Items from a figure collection
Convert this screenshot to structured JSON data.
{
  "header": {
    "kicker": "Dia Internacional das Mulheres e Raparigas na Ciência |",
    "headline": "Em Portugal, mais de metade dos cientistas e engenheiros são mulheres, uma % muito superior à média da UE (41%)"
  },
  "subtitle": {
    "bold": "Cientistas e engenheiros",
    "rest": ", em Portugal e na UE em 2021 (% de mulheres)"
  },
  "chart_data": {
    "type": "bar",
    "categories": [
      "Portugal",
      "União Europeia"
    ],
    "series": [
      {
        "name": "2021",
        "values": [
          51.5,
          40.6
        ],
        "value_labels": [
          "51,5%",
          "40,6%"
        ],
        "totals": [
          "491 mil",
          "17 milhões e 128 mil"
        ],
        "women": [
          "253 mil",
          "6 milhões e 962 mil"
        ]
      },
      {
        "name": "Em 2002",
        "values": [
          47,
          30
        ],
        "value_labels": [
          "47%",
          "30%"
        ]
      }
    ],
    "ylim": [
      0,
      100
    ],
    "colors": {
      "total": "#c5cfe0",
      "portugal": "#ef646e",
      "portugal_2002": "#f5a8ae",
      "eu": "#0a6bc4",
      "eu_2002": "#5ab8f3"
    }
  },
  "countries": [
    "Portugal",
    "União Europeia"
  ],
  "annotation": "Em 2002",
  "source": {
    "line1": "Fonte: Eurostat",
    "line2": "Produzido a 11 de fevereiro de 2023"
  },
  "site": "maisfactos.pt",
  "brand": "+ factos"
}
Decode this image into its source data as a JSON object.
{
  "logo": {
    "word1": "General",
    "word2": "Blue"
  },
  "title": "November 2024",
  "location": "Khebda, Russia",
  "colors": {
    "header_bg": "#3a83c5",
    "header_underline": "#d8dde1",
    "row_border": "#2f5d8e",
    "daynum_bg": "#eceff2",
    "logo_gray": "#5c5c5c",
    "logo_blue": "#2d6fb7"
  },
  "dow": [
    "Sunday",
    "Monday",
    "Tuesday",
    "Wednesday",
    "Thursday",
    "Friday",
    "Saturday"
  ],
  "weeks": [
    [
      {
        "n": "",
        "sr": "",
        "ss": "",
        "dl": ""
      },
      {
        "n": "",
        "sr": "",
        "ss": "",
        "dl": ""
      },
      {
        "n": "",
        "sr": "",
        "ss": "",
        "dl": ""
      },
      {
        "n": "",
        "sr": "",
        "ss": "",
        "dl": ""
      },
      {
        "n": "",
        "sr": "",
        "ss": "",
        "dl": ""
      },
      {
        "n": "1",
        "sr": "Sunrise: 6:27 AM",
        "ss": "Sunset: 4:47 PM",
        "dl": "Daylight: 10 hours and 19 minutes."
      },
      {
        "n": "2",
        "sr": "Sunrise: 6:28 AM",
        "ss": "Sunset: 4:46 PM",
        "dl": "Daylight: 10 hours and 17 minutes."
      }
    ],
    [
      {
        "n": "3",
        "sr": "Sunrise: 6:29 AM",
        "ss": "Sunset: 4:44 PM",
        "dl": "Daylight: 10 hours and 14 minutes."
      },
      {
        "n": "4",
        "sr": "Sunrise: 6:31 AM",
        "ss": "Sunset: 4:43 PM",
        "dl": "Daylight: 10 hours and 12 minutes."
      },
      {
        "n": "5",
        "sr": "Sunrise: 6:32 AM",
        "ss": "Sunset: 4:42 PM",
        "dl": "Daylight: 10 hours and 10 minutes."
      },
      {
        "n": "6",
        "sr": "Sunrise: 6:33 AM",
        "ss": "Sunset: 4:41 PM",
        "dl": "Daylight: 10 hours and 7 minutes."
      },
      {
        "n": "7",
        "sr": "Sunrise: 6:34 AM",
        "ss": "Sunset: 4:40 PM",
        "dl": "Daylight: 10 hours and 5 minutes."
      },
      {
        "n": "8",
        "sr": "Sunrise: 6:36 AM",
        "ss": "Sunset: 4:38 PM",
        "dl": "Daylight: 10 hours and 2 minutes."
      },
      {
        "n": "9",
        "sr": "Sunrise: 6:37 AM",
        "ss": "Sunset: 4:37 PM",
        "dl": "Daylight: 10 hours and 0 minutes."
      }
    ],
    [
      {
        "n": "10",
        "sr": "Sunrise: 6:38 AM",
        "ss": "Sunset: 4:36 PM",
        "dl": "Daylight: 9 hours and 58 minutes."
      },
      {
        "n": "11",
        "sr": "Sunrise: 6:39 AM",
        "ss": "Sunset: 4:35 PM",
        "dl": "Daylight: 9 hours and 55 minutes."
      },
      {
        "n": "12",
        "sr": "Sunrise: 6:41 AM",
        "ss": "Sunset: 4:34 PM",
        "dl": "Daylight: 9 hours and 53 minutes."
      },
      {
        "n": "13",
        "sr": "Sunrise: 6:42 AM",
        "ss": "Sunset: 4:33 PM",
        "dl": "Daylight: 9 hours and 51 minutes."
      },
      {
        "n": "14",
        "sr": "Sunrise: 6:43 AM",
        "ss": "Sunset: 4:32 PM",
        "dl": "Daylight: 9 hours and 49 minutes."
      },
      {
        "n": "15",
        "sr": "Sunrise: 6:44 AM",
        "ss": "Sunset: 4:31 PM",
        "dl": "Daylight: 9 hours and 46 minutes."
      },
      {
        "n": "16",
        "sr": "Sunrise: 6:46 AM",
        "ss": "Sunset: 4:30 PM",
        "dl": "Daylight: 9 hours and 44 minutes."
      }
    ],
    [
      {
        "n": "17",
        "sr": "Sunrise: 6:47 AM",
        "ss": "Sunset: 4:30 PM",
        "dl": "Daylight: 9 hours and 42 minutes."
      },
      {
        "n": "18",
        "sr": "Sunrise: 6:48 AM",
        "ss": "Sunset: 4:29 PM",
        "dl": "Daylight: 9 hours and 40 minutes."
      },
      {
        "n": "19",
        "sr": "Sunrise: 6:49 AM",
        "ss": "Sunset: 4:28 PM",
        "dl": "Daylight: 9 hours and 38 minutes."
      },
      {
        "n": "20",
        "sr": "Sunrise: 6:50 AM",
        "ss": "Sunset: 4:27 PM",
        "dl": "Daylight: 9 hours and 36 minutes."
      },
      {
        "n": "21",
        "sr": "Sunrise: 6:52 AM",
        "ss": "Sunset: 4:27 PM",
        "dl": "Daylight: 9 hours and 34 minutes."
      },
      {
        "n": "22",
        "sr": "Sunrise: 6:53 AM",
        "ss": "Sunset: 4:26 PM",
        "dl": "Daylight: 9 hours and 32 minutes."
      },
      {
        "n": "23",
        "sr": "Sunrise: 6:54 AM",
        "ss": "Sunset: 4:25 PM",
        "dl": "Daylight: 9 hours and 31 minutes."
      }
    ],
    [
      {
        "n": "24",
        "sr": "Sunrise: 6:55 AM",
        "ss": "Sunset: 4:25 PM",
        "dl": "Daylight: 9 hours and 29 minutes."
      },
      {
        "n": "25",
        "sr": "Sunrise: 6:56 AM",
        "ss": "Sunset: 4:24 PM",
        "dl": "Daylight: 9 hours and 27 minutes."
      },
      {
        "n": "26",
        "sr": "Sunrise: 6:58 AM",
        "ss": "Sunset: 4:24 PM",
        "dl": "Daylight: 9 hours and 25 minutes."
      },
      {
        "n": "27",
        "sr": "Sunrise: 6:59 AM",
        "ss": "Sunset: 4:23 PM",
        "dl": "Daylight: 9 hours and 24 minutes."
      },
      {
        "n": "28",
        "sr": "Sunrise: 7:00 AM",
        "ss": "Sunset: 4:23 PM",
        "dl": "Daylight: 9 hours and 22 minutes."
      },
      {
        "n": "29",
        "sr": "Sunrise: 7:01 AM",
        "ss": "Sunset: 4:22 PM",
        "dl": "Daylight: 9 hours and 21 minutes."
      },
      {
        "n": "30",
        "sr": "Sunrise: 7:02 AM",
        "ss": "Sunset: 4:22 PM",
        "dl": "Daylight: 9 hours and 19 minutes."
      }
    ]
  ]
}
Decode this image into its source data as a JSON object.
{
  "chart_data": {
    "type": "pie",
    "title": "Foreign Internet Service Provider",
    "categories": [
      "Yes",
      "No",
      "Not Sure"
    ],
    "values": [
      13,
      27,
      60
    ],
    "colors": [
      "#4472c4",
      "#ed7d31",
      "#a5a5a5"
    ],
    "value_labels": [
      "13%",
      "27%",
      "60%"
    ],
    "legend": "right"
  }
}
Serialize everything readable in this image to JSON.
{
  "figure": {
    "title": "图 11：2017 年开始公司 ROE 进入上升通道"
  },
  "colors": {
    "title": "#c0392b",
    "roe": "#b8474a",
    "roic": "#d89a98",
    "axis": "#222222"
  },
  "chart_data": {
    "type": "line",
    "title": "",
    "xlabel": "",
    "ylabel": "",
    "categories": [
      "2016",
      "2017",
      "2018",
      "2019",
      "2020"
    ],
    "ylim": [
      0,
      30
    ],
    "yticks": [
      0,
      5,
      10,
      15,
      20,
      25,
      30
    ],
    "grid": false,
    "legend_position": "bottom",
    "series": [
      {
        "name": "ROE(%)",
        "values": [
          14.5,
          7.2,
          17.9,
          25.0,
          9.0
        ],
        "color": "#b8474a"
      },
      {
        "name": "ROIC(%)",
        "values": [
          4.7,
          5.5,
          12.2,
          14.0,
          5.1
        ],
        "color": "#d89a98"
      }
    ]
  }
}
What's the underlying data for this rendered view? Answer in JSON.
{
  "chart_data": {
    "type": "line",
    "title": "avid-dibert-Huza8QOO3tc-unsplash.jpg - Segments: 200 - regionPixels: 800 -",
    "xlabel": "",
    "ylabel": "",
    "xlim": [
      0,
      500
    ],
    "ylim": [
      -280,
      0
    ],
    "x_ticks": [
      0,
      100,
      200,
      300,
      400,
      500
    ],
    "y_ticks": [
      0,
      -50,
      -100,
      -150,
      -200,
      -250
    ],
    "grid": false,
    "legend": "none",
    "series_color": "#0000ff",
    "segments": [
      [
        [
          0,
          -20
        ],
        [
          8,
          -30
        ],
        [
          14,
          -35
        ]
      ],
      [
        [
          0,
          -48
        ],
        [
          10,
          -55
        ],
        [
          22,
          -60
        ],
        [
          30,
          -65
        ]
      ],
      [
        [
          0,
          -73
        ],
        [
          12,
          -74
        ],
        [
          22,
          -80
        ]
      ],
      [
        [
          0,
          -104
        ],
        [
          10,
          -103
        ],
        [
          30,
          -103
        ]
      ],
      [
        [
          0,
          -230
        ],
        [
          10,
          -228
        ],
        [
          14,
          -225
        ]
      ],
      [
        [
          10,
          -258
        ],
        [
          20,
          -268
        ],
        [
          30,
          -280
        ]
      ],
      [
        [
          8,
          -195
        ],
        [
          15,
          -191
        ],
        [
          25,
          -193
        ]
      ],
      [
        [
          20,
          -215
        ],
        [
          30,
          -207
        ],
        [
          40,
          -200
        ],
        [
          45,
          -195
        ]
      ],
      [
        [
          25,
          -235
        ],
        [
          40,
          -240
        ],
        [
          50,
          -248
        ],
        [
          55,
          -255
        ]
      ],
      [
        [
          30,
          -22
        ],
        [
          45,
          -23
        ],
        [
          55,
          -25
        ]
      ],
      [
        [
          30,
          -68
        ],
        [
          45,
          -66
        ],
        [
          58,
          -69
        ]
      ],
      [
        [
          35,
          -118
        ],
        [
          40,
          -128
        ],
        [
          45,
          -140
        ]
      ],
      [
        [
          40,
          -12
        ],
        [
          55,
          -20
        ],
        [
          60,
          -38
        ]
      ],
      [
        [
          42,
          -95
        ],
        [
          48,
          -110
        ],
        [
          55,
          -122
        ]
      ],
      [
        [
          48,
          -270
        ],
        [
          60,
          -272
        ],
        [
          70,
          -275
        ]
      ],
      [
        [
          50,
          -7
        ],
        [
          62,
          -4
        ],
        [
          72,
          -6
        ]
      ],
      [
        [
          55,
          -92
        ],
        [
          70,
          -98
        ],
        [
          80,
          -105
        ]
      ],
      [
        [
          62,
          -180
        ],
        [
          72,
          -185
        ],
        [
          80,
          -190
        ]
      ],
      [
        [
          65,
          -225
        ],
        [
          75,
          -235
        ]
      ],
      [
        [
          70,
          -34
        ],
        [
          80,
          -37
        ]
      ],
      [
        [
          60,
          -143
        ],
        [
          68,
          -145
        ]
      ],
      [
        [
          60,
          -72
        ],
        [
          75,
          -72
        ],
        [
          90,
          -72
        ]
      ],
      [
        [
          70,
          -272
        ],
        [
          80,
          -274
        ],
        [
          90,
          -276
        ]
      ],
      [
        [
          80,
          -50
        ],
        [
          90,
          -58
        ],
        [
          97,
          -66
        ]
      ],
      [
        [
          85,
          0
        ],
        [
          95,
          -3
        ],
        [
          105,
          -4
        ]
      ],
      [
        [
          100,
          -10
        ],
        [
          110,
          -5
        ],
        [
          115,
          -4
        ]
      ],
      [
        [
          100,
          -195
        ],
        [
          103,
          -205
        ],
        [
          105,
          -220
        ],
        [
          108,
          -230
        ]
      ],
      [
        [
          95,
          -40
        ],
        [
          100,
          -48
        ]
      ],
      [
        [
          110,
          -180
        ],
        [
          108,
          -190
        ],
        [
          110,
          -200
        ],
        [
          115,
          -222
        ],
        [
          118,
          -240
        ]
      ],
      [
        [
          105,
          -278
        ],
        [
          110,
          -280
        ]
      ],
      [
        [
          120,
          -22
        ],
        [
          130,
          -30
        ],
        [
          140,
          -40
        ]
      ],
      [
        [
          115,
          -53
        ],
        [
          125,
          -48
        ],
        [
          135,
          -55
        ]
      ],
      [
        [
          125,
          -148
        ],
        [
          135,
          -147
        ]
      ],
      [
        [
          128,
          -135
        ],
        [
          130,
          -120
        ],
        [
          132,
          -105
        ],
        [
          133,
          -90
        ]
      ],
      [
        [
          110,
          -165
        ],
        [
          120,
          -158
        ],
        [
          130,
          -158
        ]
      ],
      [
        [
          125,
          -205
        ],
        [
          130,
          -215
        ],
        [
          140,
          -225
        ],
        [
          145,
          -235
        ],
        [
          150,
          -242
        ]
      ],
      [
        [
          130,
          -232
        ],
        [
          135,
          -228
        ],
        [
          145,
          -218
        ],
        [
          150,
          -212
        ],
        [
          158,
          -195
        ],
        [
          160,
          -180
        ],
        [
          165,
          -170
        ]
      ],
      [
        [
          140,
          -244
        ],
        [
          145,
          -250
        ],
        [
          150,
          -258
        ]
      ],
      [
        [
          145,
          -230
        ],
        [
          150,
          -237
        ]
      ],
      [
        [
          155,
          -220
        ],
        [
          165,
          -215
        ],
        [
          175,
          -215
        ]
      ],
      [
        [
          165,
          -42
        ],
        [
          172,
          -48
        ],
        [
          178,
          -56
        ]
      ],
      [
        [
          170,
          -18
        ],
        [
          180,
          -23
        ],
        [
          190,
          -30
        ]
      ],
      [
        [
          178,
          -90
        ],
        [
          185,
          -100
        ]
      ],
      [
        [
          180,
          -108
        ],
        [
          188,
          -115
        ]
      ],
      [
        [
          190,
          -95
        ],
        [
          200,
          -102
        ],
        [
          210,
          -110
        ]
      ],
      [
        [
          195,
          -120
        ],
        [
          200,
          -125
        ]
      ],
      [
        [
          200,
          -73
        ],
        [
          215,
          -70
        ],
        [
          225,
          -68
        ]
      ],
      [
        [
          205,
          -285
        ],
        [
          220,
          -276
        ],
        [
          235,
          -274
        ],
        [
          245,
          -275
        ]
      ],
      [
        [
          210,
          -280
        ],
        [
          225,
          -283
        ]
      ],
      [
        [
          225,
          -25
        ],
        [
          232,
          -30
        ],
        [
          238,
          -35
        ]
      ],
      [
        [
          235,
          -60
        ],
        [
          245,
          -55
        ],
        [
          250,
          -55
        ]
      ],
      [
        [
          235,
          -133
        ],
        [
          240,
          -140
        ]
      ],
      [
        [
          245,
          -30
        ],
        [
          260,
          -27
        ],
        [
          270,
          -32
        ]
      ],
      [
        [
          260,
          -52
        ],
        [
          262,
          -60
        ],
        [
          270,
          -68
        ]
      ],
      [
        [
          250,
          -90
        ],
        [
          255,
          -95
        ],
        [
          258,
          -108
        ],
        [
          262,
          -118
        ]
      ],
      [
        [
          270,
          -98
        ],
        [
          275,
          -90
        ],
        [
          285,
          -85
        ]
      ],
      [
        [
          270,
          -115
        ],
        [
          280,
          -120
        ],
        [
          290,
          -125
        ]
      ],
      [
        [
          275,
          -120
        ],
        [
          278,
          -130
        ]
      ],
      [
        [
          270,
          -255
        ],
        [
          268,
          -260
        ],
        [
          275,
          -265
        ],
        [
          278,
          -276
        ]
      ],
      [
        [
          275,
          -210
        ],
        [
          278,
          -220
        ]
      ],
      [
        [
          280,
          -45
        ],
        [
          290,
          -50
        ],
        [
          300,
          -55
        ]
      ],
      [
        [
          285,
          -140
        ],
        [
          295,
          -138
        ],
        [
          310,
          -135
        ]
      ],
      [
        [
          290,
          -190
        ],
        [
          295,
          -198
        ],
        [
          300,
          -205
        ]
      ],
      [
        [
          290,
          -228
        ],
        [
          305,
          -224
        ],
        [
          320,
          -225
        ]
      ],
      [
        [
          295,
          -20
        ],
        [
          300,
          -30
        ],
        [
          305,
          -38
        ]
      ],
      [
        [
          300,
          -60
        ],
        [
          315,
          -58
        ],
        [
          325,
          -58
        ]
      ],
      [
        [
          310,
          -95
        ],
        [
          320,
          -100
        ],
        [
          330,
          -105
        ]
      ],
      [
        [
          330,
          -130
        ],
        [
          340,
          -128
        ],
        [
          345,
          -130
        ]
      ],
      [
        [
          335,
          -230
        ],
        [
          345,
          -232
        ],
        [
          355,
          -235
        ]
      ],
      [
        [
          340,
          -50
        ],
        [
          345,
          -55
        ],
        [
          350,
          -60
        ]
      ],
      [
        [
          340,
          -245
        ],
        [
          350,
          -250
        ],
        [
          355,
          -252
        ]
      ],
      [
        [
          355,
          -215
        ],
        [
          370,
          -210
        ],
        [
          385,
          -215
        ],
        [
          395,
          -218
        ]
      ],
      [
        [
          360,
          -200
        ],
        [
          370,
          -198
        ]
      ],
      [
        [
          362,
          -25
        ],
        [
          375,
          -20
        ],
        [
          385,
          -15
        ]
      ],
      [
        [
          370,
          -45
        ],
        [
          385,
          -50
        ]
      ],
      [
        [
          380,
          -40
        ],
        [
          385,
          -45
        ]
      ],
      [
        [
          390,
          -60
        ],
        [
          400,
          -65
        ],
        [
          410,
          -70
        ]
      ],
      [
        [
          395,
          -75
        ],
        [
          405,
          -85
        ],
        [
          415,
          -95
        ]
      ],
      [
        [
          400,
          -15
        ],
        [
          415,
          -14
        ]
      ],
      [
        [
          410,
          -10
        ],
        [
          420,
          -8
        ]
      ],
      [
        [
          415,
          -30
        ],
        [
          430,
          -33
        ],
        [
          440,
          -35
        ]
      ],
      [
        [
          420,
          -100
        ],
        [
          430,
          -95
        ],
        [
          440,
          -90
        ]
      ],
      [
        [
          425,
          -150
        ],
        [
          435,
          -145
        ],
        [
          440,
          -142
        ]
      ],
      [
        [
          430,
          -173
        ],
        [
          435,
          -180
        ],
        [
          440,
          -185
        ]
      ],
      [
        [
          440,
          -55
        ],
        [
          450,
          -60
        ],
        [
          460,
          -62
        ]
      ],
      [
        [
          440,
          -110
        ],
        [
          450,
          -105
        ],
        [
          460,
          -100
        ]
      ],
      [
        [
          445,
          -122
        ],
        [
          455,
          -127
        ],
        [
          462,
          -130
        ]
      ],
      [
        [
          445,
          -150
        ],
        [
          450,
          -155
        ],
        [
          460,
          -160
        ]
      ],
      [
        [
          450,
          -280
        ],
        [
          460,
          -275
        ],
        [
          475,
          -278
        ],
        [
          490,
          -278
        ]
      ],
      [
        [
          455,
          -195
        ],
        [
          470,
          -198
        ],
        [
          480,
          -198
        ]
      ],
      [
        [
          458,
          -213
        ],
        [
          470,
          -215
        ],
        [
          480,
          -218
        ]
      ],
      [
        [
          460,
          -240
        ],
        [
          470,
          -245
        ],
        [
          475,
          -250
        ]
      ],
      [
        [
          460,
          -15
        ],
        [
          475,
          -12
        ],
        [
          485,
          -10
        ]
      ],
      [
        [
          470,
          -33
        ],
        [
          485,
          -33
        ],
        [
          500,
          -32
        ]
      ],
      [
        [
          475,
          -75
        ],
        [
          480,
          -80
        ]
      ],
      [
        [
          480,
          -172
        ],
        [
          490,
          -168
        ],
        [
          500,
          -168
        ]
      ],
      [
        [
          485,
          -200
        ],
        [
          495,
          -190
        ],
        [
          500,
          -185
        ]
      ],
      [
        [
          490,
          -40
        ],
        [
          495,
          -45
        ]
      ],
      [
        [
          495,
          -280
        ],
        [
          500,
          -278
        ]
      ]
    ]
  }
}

■ Required task ■
Gather every line from the listing above in which "type" appears, and copy those lines.

■ Written solution ■
    "type": "bar",
    "type": "pie",
    "type": "line",
    "type": "line",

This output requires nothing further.